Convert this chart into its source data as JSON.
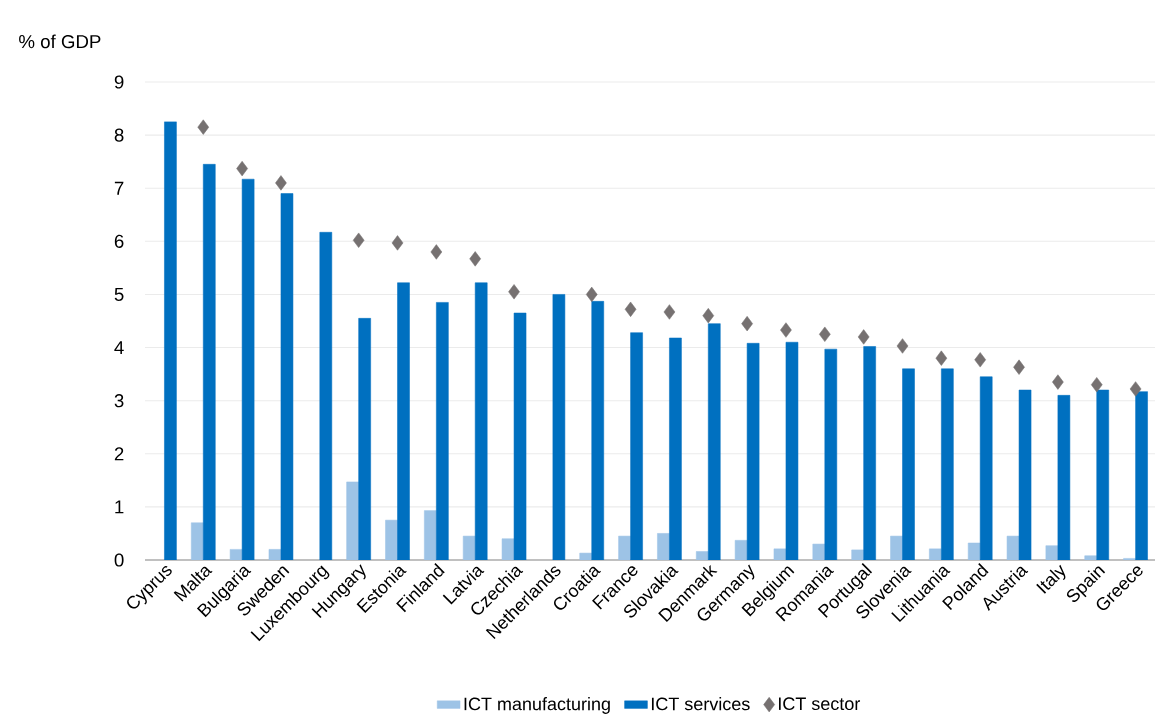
{
  "chart_data": {
    "type": "bar",
    "ylabel": "% of GDP",
    "categories": [
      "Cyprus",
      "Malta",
      "Bulgaria",
      "Sweden",
      "Luxembourg",
      "Hungary",
      "Estonia",
      "Finland",
      "Latvia",
      "Czechia",
      "Netherlands",
      "Croatia",
      "France",
      "Slovakia",
      "Denmark",
      "Germany",
      "Belgium",
      "Romania",
      "Portugal",
      "Slovenia",
      "Lithuania",
      "Poland",
      "Austria",
      "Italy",
      "Spain",
      "Greece"
    ],
    "series": [
      {
        "name": "ICT manufacturing",
        "color": "#9dc3e6",
        "values": [
          null,
          0.7,
          0.2,
          0.2,
          null,
          1.47,
          0.75,
          0.93,
          0.45,
          0.4,
          null,
          0.13,
          0.45,
          0.5,
          0.16,
          0.37,
          0.21,
          0.3,
          0.19,
          0.45,
          0.21,
          0.32,
          0.45,
          0.27,
          0.08,
          0.03
        ]
      },
      {
        "name": "ICT services",
        "color": "#0070c0",
        "values": [
          8.25,
          7.45,
          7.17,
          6.9,
          6.17,
          4.55,
          5.22,
          4.85,
          5.22,
          4.65,
          5.0,
          4.87,
          4.28,
          4.18,
          4.45,
          4.08,
          4.1,
          3.97,
          4.02,
          3.6,
          3.6,
          3.45,
          3.2,
          3.1,
          3.2,
          3.17
        ]
      },
      {
        "name": "ICT sector",
        "type": "scatter",
        "marker": "diamond",
        "color": "#767171",
        "values": [
          null,
          8.15,
          7.37,
          7.1,
          null,
          6.02,
          5.97,
          5.8,
          5.67,
          5.05,
          null,
          5.0,
          4.72,
          4.67,
          4.6,
          4.45,
          4.33,
          4.25,
          4.2,
          4.03,
          3.8,
          3.77,
          3.63,
          3.35,
          3.3,
          3.22
        ]
      }
    ],
    "ylim": [
      0,
      9
    ],
    "yticks": [
      0,
      1,
      2,
      3,
      4,
      5,
      6,
      7,
      8,
      9
    ],
    "grid": "y",
    "legend": "bottom"
  }
}
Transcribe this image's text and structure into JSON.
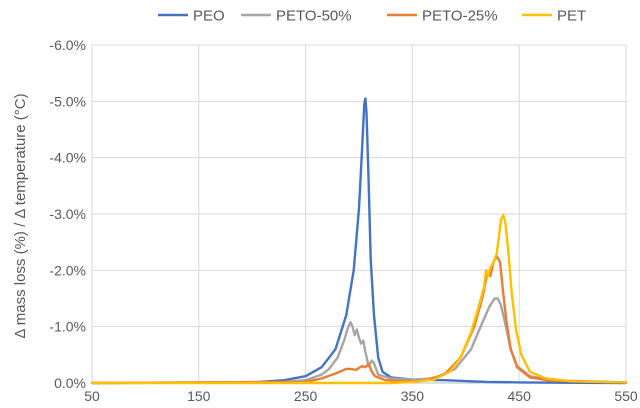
{
  "chart_data": {
    "type": "line",
    "title": "",
    "xlabel": "",
    "ylabel": "Δ mass loss (%)  / Δ temperature (°C)",
    "xlim": [
      50,
      550
    ],
    "ylim": [
      0,
      -6.0
    ],
    "y_axis_reversed": true,
    "grid": true,
    "legend_position": "top",
    "x_ticks": [
      "50",
      "150",
      "250",
      "350",
      "450",
      "550"
    ],
    "y_ticks": [
      "0.0%",
      "-1.0%",
      "-2.0%",
      "-3.0%",
      "-4.0%",
      "-5.0%",
      "-6.0%"
    ],
    "series": [
      {
        "name": "PEO",
        "color": "#4472C4",
        "points": [
          [
            50,
            0
          ],
          [
            200,
            -0.01
          ],
          [
            230,
            -0.05
          ],
          [
            250,
            -0.12
          ],
          [
            265,
            -0.28
          ],
          [
            278,
            -0.6
          ],
          [
            288,
            -1.2
          ],
          [
            295,
            -2.0
          ],
          [
            300,
            -3.1
          ],
          [
            303,
            -4.2
          ],
          [
            305,
            -4.95
          ],
          [
            306,
            -5.05
          ],
          [
            307,
            -4.8
          ],
          [
            309,
            -3.6
          ],
          [
            311,
            -2.2
          ],
          [
            314,
            -1.2
          ],
          [
            318,
            -0.45
          ],
          [
            322,
            -0.2
          ],
          [
            330,
            -0.1
          ],
          [
            350,
            -0.06
          ],
          [
            380,
            -0.05
          ],
          [
            420,
            -0.02
          ],
          [
            450,
            -0.01
          ],
          [
            550,
            0
          ]
        ]
      },
      {
        "name": "PETO-50%",
        "color": "#A5A5A5",
        "points": [
          [
            50,
            0
          ],
          [
            230,
            -0.02
          ],
          [
            250,
            -0.05
          ],
          [
            265,
            -0.15
          ],
          [
            272,
            -0.25
          ],
          [
            280,
            -0.45
          ],
          [
            286,
            -0.75
          ],
          [
            290,
            -1.0
          ],
          [
            292,
            -1.08
          ],
          [
            294,
            -1.0
          ],
          [
            296,
            -0.85
          ],
          [
            298,
            -0.95
          ],
          [
            300,
            -0.8
          ],
          [
            302,
            -0.7
          ],
          [
            304,
            -0.75
          ],
          [
            306,
            -0.55
          ],
          [
            309,
            -0.3
          ],
          [
            312,
            -0.4
          ],
          [
            314,
            -0.35
          ],
          [
            318,
            -0.15
          ],
          [
            330,
            -0.08
          ],
          [
            350,
            -0.06
          ],
          [
            370,
            -0.08
          ],
          [
            390,
            -0.25
          ],
          [
            405,
            -0.6
          ],
          [
            415,
            -1.05
          ],
          [
            422,
            -1.35
          ],
          [
            427,
            -1.5
          ],
          [
            430,
            -1.5
          ],
          [
            433,
            -1.38
          ],
          [
            437,
            -1.05
          ],
          [
            442,
            -0.6
          ],
          [
            448,
            -0.3
          ],
          [
            460,
            -0.12
          ],
          [
            480,
            -0.05
          ],
          [
            550,
            -0.01
          ]
        ]
      },
      {
        "name": "PETO-25%",
        "color": "#ED7D31",
        "points": [
          [
            50,
            0
          ],
          [
            250,
            -0.02
          ],
          [
            265,
            -0.08
          ],
          [
            275,
            -0.15
          ],
          [
            282,
            -0.2
          ],
          [
            288,
            -0.25
          ],
          [
            293,
            -0.25
          ],
          [
            297,
            -0.23
          ],
          [
            300,
            -0.27
          ],
          [
            303,
            -0.3
          ],
          [
            306,
            -0.28
          ],
          [
            309,
            -0.34
          ],
          [
            312,
            -0.2
          ],
          [
            315,
            -0.12
          ],
          [
            325,
            -0.05
          ],
          [
            345,
            -0.03
          ],
          [
            360,
            -0.04
          ],
          [
            380,
            -0.15
          ],
          [
            395,
            -0.45
          ],
          [
            408,
            -1.0
          ],
          [
            416,
            -1.55
          ],
          [
            420,
            -1.95
          ],
          [
            423,
            -1.9
          ],
          [
            426,
            -2.15
          ],
          [
            429,
            -2.25
          ],
          [
            432,
            -2.15
          ],
          [
            435,
            -1.6
          ],
          [
            438,
            -1.1
          ],
          [
            442,
            -0.6
          ],
          [
            448,
            -0.28
          ],
          [
            460,
            -0.1
          ],
          [
            480,
            -0.04
          ],
          [
            550,
            -0.01
          ]
        ]
      },
      {
        "name": "PET",
        "color": "#FFC000",
        "points": [
          [
            50,
            0
          ],
          [
            330,
            0
          ],
          [
            350,
            -0.02
          ],
          [
            370,
            -0.06
          ],
          [
            385,
            -0.2
          ],
          [
            395,
            -0.45
          ],
          [
            405,
            -0.9
          ],
          [
            412,
            -1.35
          ],
          [
            417,
            -1.7
          ],
          [
            419,
            -2.0
          ],
          [
            421,
            -1.9
          ],
          [
            423,
            -2.05
          ],
          [
            426,
            -2.15
          ],
          [
            429,
            -2.3
          ],
          [
            431,
            -2.6
          ],
          [
            433,
            -2.9
          ],
          [
            435,
            -2.98
          ],
          [
            437,
            -2.85
          ],
          [
            440,
            -2.3
          ],
          [
            443,
            -1.6
          ],
          [
            447,
            -0.95
          ],
          [
            452,
            -0.5
          ],
          [
            460,
            -0.2
          ],
          [
            475,
            -0.08
          ],
          [
            500,
            -0.03
          ],
          [
            550,
            -0.01
          ]
        ]
      }
    ]
  }
}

▶ **What is required**
Transcribe all of the material exactly, leaving out whatever pictures it contains.

▶ **Task output**
Convert this chart into its source data as JSON.
{
  "chart_data": {
    "type": "bar",
    "ylabel": "% of GDP",
    "categories": [
      "Cyprus",
      "Malta",
      "Bulgaria",
      "Sweden",
      "Luxembourg",
      "Hungary",
      "Estonia",
      "Finland",
      "Latvia",
      "Czechia",
      "Netherlands",
      "Croatia",
      "France",
      "Slovakia",
      "Denmark",
      "Germany",
      "Belgium",
      "Romania",
      "Portugal",
      "Slovenia",
      "Lithuania",
      "Poland",
      "Austria",
      "Italy",
      "Spain",
      "Greece"
    ],
    "series": [
      {
        "name": "ICT manufacturing",
        "color": "#9dc3e6",
        "values": [
          null,
          0.7,
          0.2,
          0.2,
          null,
          1.47,
          0.75,
          0.93,
          0.45,
          0.4,
          null,
          0.13,
          0.45,
          0.5,
          0.16,
          0.37,
          0.21,
          0.3,
          0.19,
          0.45,
          0.21,
          0.32,
          0.45,
          0.27,
          0.08,
          0.03
        ]
      },
      {
        "name": "ICT services",
        "color": "#0070c0",
        "values": [
          8.25,
          7.45,
          7.17,
          6.9,
          6.17,
          4.55,
          5.22,
          4.85,
          5.22,
          4.65,
          5.0,
          4.87,
          4.28,
          4.18,
          4.45,
          4.08,
          4.1,
          3.97,
          4.02,
          3.6,
          3.6,
          3.45,
          3.2,
          3.1,
          3.2,
          3.17
        ]
      },
      {
        "name": "ICT sector",
        "type": "scatter",
        "marker": "diamond",
        "color": "#767171",
        "values": [
          null,
          8.15,
          7.37,
          7.1,
          null,
          6.02,
          5.97,
          5.8,
          5.67,
          5.05,
          null,
          5.0,
          4.72,
          4.67,
          4.6,
          4.45,
          4.33,
          4.25,
          4.2,
          4.03,
          3.8,
          3.77,
          3.63,
          3.35,
          3.3,
          3.22
        ]
      }
    ],
    "ylim": [
      0,
      9
    ],
    "yticks": [
      0,
      1,
      2,
      3,
      4,
      5,
      6,
      7,
      8,
      9
    ],
    "grid": "y",
    "legend": "bottom"
  }
}
Transcribe this image's text and structure into JSON.
{
  "chart_data": {
    "type": "line",
    "title": "",
    "xlabel": "",
    "ylabel": "Δ mass loss (%)  / Δ temperature (°C)",
    "xlim": [
      50,
      550
    ],
    "ylim": [
      0,
      -6.0
    ],
    "y_axis_reversed": true,
    "grid": true,
    "legend_position": "top",
    "x_ticks": [
      "50",
      "150",
      "250",
      "350",
      "450",
      "550"
    ],
    "y_ticks": [
      "0.0%",
      "-1.0%",
      "-2.0%",
      "-3.0%",
      "-4.0%",
      "-5.0%",
      "-6.0%"
    ],
    "series": [
      {
        "name": "PEO",
        "color": "#4472C4",
        "points": [
          [
            50,
            0
          ],
          [
            200,
            -0.01
          ],
          [
            230,
            -0.05
          ],
          [
            250,
            -0.12
          ],
          [
            265,
            -0.28
          ],
          [
            278,
            -0.6
          ],
          [
            288,
            -1.2
          ],
          [
            295,
            -2.0
          ],
          [
            300,
            -3.1
          ],
          [
            303,
            -4.2
          ],
          [
            305,
            -4.95
          ],
          [
            306,
            -5.05
          ],
          [
            307,
            -4.8
          ],
          [
            309,
            -3.6
          ],
          [
            311,
            -2.2
          ],
          [
            314,
            -1.2
          ],
          [
            318,
            -0.45
          ],
          [
            322,
            -0.2
          ],
          [
            330,
            -0.1
          ],
          [
            350,
            -0.06
          ],
          [
            380,
            -0.05
          ],
          [
            420,
            -0.02
          ],
          [
            450,
            -0.01
          ],
          [
            550,
            0
          ]
        ]
      },
      {
        "name": "PETO-50%",
        "color": "#A5A5A5",
        "points": [
          [
            50,
            0
          ],
          [
            230,
            -0.02
          ],
          [
            250,
            -0.05
          ],
          [
            265,
            -0.15
          ],
          [
            272,
            -0.25
          ],
          [
            280,
            -0.45
          ],
          [
            286,
            -0.75
          ],
          [
            290,
            -1.0
          ],
          [
            292,
            -1.08
          ],
          [
            294,
            -1.0
          ],
          [
            296,
            -0.85
          ],
          [
            298,
            -0.95
          ],
          [
            300,
            -0.8
          ],
          [
            302,
            -0.7
          ],
          [
            304,
            -0.75
          ],
          [
            306,
            -0.55
          ],
          [
            309,
            -0.3
          ],
          [
            312,
            -0.4
          ],
          [
            314,
            -0.35
          ],
          [
            318,
            -0.15
          ],
          [
            330,
            -0.08
          ],
          [
            350,
            -0.06
          ],
          [
            370,
            -0.08
          ],
          [
            390,
            -0.25
          ],
          [
            405,
            -0.6
          ],
          [
            415,
            -1.05
          ],
          [
            422,
            -1.35
          ],
          [
            427,
            -1.5
          ],
          [
            430,
            -1.5
          ],
          [
            433,
            -1.38
          ],
          [
            437,
            -1.05
          ],
          [
            442,
            -0.6
          ],
          [
            448,
            -0.3
          ],
          [
            460,
            -0.12
          ],
          [
            480,
            -0.05
          ],
          [
            550,
            -0.01
          ]
        ]
      },
      {
        "name": "PETO-25%",
        "color": "#ED7D31",
        "points": [
          [
            50,
            0
          ],
          [
            250,
            -0.02
          ],
          [
            265,
            -0.08
          ],
          [
            275,
            -0.15
          ],
          [
            282,
            -0.2
          ],
          [
            288,
            -0.25
          ],
          [
            293,
            -0.25
          ],
          [
            297,
            -0.23
          ],
          [
            300,
            -0.27
          ],
          [
            303,
            -0.3
          ],
          [
            306,
            -0.28
          ],
          [
            309,
            -0.34
          ],
          [
            312,
            -0.2
          ],
          [
            315,
            -0.12
          ],
          [
            325,
            -0.05
          ],
          [
            345,
            -0.03
          ],
          [
            360,
            -0.04
          ],
          [
            380,
            -0.15
          ],
          [
            395,
            -0.45
          ],
          [
            408,
            -1.0
          ],
          [
            416,
            -1.55
          ],
          [
            420,
            -1.95
          ],
          [
            423,
            -1.9
          ],
          [
            426,
            -2.15
          ],
          [
            429,
            -2.25
          ],
          [
            432,
            -2.15
          ],
          [
            435,
            -1.6
          ],
          [
            438,
            -1.1
          ],
          [
            442,
            -0.6
          ],
          [
            448,
            -0.28
          ],
          [
            460,
            -0.1
          ],
          [
            480,
            -0.04
          ],
          [
            550,
            -0.01
          ]
        ]
      },
      {
        "name": "PET",
        "color": "#FFC000",
        "points": [
          [
            50,
            0
          ],
          [
            330,
            0
          ],
          [
            350,
            -0.02
          ],
          [
            370,
            -0.06
          ],
          [
            385,
            -0.2
          ],
          [
            395,
            -0.45
          ],
          [
            405,
            -0.9
          ],
          [
            412,
            -1.35
          ],
          [
            417,
            -1.7
          ],
          [
            419,
            -2.0
          ],
          [
            421,
            -1.9
          ],
          [
            423,
            -2.05
          ],
          [
            426,
            -2.15
          ],
          [
            429,
            -2.3
          ],
          [
            431,
            -2.6
          ],
          [
            433,
            -2.9
          ],
          [
            435,
            -2.98
          ],
          [
            437,
            -2.85
          ],
          [
            440,
            -2.3
          ],
          [
            443,
            -1.6
          ],
          [
            447,
            -0.95
          ],
          [
            452,
            -0.5
          ],
          [
            460,
            -0.2
          ],
          [
            475,
            -0.08
          ],
          [
            500,
            -0.03
          ],
          [
            550,
            -0.01
          ]
        ]
      }
    ]
  }
}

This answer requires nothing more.